**Task requirements**:
Leaving out the pictures, retype all the material exactly.
— BEGIN —
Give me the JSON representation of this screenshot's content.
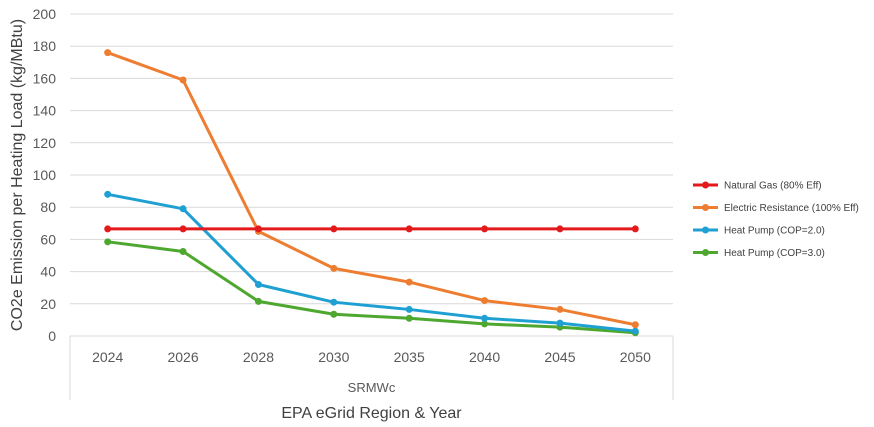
{
  "chart_data": {
    "type": "line",
    "title": "",
    "categories": [
      "2024",
      "2026",
      "2028",
      "2030",
      "2035",
      "2040",
      "2045",
      "2050"
    ],
    "group_label": "SRMWc",
    "xlabel": "EPA eGrid Region & Year",
    "ylabel": "CO2e Emission per Heating Load (kg/MBtu)",
    "ylim": [
      0,
      200
    ],
    "yticks": [
      0,
      20,
      40,
      60,
      80,
      100,
      120,
      140,
      160,
      180,
      200
    ],
    "grid": true,
    "legend_position": "right",
    "series": [
      {
        "name": "Natural Gas (80% Eff)",
        "color": "#e31a1c",
        "values": [
          66.5,
          66.5,
          66.5,
          66.5,
          66.5,
          66.5,
          66.5,
          66.5
        ]
      },
      {
        "name": "Electric Resistance (100% Eff)",
        "color": "#ed7d31",
        "values": [
          176,
          159,
          65,
          42,
          33.5,
          22,
          16.5,
          7
        ]
      },
      {
        "name": "Heat Pump (COP=2.0)",
        "color": "#1fa0d2",
        "values": [
          88,
          79,
          32,
          21,
          16.5,
          11,
          8,
          3
        ]
      },
      {
        "name": "Heat Pump (COP=3.0)",
        "color": "#4ea72e",
        "values": [
          58.5,
          52.5,
          21.5,
          13.5,
          11,
          7.5,
          5.5,
          2
        ]
      }
    ]
  }
}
— END —
**Correct answer**:
Give me the JSON representation of this screenshot's content.
{
  "chart_data": {
    "type": "line",
    "title": "",
    "categories": [
      "2024",
      "2026",
      "2028",
      "2030",
      "2035",
      "2040",
      "2045",
      "2050"
    ],
    "group_label": "SRMWc",
    "xlabel": "EPA eGrid Region & Year",
    "ylabel": "CO2e Emission per Heating Load (kg/MBtu)",
    "ylim": [
      0,
      200
    ],
    "yticks": [
      0,
      20,
      40,
      60,
      80,
      100,
      120,
      140,
      160,
      180,
      200
    ],
    "grid": true,
    "legend_position": "right",
    "series": [
      {
        "name": "Natural Gas (80% Eff)",
        "color": "#e31a1c",
        "values": [
          66.5,
          66.5,
          66.5,
          66.5,
          66.5,
          66.5,
          66.5,
          66.5
        ]
      },
      {
        "name": "Electric Resistance (100% Eff)",
        "color": "#ed7d31",
        "values": [
          176,
          159,
          65,
          42,
          33.5,
          22,
          16.5,
          7
        ]
      },
      {
        "name": "Heat Pump (COP=2.0)",
        "color": "#1fa0d2",
        "values": [
          88,
          79,
          32,
          21,
          16.5,
          11,
          8,
          3
        ]
      },
      {
        "name": "Heat Pump (COP=3.0)",
        "color": "#4ea72e",
        "values": [
          58.5,
          52.5,
          21.5,
          13.5,
          11,
          7.5,
          5.5,
          2
        ]
      }
    ]
  }
}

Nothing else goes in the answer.